Exercise task: Search the data below for the word "JSON" and copy each line that holds it.

-------- Input rows --------

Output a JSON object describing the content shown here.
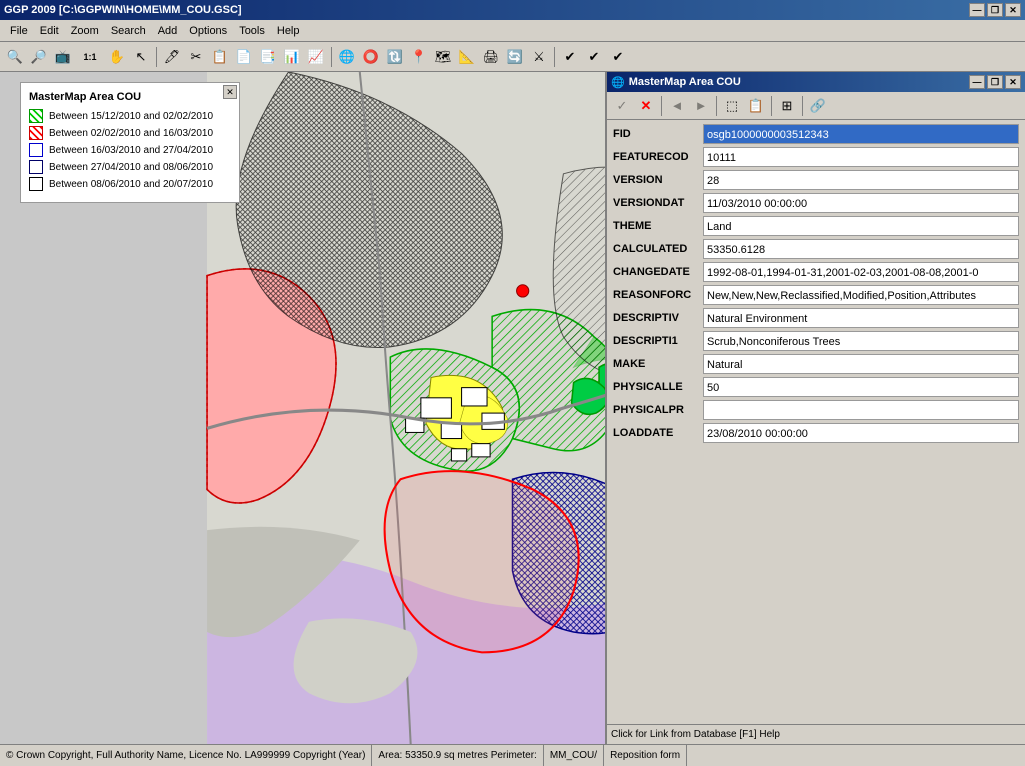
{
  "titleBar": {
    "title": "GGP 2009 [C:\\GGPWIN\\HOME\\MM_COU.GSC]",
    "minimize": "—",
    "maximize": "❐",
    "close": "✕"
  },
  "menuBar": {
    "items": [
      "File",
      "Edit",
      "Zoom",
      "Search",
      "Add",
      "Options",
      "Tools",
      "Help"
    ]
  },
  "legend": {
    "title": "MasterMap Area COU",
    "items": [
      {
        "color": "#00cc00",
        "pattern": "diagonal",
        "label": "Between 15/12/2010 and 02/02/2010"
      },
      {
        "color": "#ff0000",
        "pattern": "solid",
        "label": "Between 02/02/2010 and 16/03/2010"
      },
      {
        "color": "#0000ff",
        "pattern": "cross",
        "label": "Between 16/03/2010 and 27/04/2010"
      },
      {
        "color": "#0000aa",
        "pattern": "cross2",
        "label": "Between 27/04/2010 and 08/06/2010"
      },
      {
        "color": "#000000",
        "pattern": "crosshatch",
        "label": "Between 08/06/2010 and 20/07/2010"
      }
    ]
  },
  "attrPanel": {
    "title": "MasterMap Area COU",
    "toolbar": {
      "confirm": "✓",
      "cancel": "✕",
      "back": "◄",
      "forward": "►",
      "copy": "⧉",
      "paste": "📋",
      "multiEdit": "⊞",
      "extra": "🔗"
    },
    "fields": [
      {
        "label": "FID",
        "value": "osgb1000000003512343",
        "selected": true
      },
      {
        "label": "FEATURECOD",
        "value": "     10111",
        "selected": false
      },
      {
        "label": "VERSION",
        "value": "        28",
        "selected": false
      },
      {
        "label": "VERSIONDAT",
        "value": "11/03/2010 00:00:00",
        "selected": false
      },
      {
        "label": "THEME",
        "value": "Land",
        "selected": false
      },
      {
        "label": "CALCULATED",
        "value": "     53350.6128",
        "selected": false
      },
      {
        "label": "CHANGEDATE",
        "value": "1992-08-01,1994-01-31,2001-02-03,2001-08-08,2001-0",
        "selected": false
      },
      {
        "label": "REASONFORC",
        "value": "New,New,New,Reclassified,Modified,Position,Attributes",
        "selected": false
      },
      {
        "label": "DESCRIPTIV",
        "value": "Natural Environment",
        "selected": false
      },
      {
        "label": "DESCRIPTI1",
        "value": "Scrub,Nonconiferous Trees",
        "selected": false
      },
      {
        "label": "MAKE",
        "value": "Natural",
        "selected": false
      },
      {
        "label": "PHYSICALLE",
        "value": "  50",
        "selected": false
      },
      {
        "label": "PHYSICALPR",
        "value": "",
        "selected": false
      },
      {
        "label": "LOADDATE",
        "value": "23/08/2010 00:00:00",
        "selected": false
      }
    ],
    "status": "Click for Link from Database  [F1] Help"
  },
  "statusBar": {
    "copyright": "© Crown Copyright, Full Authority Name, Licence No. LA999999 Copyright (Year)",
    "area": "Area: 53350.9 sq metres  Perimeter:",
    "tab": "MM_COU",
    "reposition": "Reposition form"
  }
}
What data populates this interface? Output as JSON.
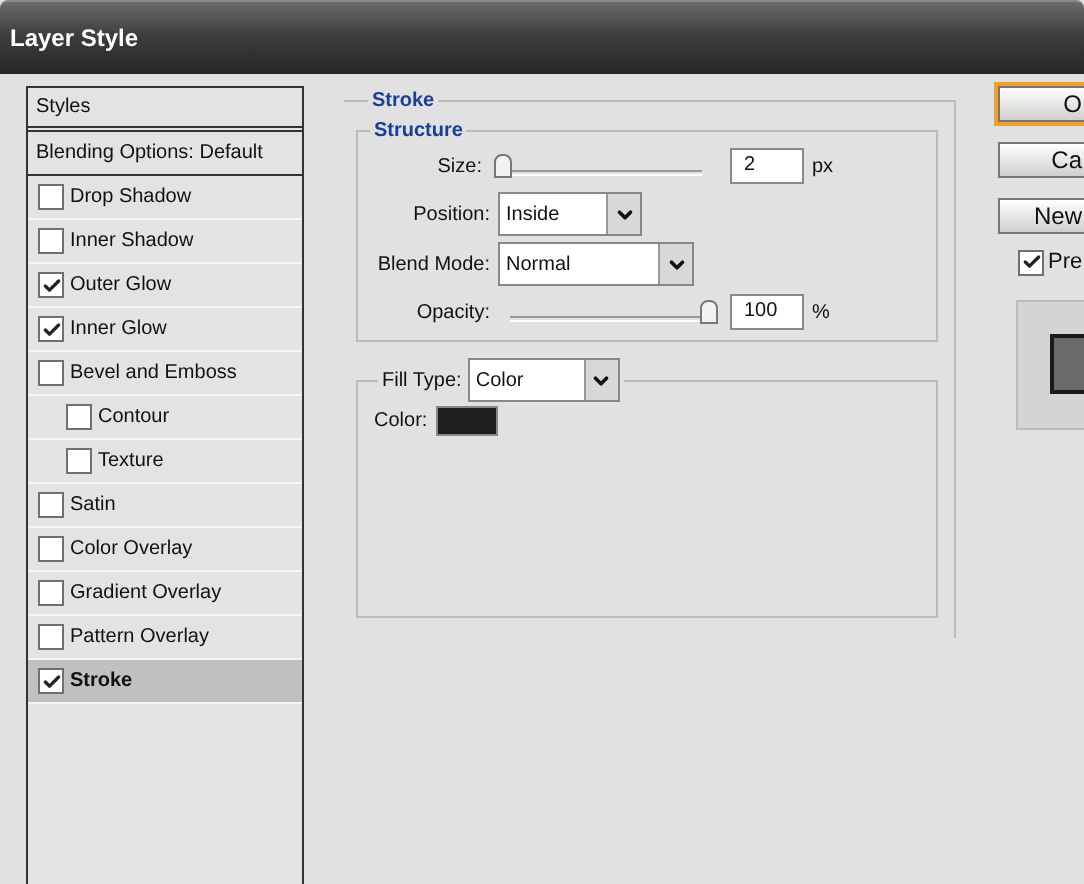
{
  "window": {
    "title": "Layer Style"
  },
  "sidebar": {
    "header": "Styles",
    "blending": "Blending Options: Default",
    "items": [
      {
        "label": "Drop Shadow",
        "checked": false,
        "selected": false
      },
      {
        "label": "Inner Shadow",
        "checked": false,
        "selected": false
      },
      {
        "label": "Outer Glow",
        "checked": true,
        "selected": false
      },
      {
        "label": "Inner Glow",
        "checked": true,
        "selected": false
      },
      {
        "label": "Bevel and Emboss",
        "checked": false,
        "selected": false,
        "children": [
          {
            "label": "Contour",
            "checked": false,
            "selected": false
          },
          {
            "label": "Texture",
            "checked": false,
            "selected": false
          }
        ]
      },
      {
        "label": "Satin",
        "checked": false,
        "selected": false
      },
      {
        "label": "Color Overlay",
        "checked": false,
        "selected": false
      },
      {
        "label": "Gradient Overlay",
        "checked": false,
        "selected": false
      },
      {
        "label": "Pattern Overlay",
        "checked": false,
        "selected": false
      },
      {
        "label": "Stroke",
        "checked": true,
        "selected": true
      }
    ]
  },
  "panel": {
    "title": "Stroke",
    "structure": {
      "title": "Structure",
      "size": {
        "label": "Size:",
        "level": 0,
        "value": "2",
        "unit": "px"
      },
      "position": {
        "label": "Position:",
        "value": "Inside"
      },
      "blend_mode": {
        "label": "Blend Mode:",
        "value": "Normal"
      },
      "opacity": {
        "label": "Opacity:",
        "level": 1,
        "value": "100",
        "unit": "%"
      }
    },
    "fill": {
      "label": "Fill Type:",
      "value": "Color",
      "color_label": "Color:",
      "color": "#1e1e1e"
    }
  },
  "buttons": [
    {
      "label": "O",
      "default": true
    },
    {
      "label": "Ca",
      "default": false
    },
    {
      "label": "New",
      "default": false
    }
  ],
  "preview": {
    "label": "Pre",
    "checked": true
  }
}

--------
-------- Input rows --------

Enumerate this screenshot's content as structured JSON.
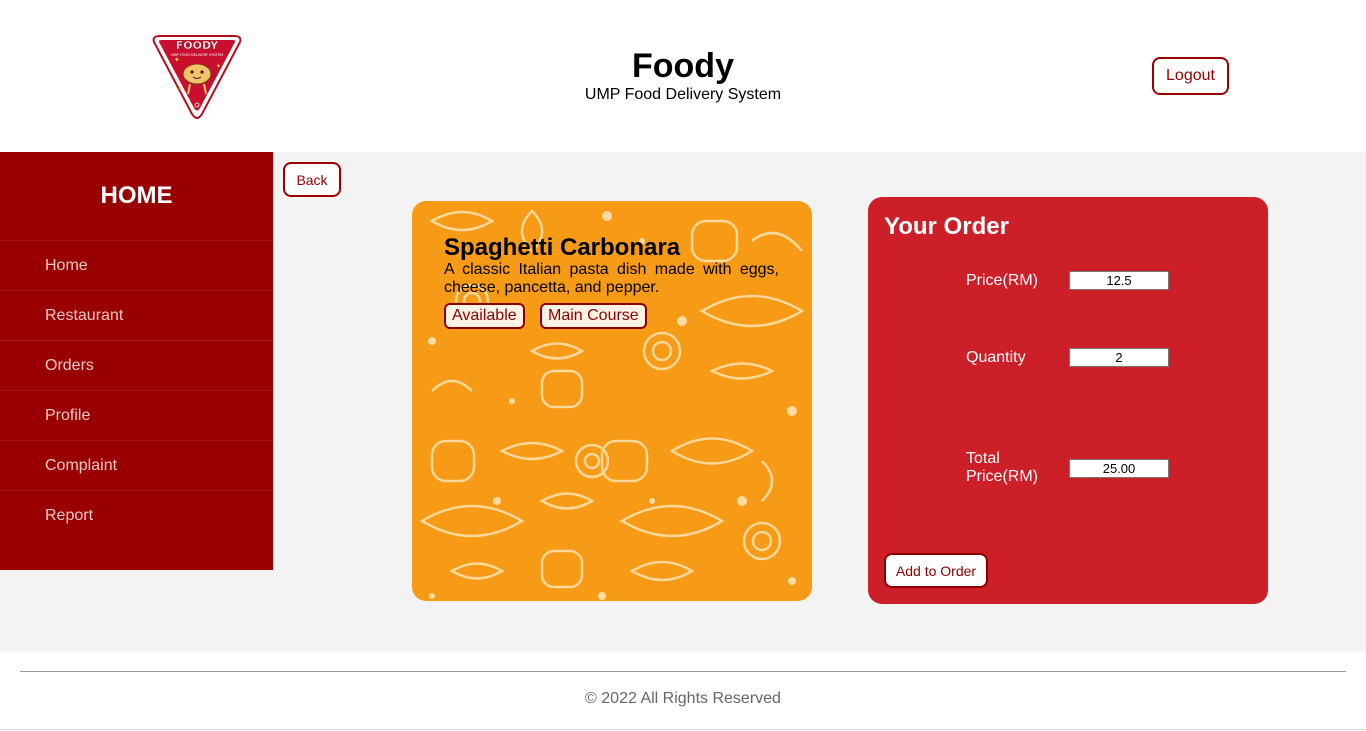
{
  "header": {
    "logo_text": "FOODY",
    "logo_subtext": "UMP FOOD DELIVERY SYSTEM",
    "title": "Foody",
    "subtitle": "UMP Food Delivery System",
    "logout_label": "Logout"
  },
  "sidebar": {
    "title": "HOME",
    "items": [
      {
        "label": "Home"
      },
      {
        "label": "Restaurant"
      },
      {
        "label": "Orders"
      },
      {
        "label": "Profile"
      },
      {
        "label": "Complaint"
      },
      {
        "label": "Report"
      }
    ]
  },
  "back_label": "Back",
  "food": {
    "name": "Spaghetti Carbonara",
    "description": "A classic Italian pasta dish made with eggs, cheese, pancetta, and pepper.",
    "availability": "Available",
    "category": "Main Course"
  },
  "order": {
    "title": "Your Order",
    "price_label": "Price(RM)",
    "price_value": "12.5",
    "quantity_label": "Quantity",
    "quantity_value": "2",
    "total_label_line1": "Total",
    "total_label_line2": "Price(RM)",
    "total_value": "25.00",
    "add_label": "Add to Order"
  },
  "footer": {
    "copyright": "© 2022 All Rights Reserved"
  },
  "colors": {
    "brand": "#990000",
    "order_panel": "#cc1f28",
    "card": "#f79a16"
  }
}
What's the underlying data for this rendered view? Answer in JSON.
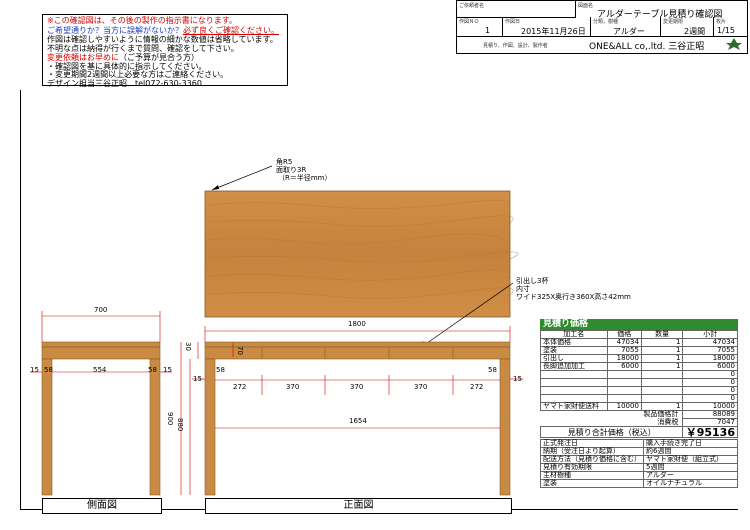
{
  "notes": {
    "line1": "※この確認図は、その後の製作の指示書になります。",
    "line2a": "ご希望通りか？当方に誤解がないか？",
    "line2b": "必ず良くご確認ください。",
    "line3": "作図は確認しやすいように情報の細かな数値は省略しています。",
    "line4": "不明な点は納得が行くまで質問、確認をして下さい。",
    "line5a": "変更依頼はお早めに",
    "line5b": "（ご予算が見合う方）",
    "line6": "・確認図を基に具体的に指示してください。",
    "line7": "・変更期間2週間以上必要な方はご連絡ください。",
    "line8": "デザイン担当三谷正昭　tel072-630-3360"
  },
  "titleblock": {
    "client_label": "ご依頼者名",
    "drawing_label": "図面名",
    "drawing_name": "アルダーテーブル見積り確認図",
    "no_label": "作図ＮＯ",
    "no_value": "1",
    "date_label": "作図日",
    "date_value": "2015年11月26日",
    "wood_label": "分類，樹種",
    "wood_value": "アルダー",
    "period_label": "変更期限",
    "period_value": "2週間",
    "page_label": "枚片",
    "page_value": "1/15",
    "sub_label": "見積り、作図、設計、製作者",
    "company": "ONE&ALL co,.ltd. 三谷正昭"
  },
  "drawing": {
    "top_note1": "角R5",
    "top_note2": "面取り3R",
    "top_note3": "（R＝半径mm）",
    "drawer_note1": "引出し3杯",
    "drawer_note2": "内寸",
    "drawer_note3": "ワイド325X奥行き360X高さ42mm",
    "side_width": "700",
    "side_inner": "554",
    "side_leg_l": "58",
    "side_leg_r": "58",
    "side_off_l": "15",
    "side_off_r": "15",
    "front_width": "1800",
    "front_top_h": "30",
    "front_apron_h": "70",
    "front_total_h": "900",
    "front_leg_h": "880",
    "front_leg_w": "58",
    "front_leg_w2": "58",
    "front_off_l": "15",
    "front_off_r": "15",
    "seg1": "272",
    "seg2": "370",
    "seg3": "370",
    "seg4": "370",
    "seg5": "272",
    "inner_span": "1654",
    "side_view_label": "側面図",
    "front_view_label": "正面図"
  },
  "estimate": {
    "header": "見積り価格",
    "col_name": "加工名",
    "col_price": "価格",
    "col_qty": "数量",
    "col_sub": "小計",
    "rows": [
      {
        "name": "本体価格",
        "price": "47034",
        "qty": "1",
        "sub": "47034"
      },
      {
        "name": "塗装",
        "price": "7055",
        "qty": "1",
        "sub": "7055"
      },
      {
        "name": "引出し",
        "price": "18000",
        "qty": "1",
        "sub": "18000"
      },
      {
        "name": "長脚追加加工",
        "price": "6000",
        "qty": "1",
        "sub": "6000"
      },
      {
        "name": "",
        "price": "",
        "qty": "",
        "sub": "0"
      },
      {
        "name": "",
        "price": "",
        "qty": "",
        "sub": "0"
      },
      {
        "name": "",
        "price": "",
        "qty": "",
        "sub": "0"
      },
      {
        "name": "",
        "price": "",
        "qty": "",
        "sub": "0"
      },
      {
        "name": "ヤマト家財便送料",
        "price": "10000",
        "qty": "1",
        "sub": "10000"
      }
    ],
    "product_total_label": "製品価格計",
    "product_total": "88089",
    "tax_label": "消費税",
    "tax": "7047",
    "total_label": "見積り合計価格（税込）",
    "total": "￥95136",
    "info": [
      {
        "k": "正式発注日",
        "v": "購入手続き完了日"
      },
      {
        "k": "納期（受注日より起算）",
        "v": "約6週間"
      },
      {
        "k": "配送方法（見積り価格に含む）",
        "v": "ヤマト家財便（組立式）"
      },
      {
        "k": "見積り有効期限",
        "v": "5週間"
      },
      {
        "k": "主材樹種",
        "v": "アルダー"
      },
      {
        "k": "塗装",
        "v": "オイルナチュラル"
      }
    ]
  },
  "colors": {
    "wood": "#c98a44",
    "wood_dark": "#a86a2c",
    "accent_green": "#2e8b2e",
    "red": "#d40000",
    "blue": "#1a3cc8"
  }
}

--------
-------- Input rows --------

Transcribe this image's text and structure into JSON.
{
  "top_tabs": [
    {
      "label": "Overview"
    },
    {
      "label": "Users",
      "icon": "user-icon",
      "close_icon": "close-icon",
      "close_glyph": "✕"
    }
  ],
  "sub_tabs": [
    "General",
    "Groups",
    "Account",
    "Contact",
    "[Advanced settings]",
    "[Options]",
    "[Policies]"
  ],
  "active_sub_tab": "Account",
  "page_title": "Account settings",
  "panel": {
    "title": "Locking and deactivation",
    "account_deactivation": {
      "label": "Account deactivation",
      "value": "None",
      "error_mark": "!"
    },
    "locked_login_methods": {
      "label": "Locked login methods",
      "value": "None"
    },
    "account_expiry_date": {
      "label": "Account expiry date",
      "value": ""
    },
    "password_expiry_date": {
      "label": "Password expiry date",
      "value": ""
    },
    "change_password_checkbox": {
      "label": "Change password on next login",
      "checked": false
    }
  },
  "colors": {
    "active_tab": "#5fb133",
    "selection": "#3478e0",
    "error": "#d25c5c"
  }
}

--------

Response for this exercise:
Output a JSON object describing the content shown here.
What data populates this interface? Output as JSON.
Enumerate this screenshot's content as structured JSON.
What's the underlying data for this rendered view? Answer in JSON.
Transcribe this image's text and structure into JSON.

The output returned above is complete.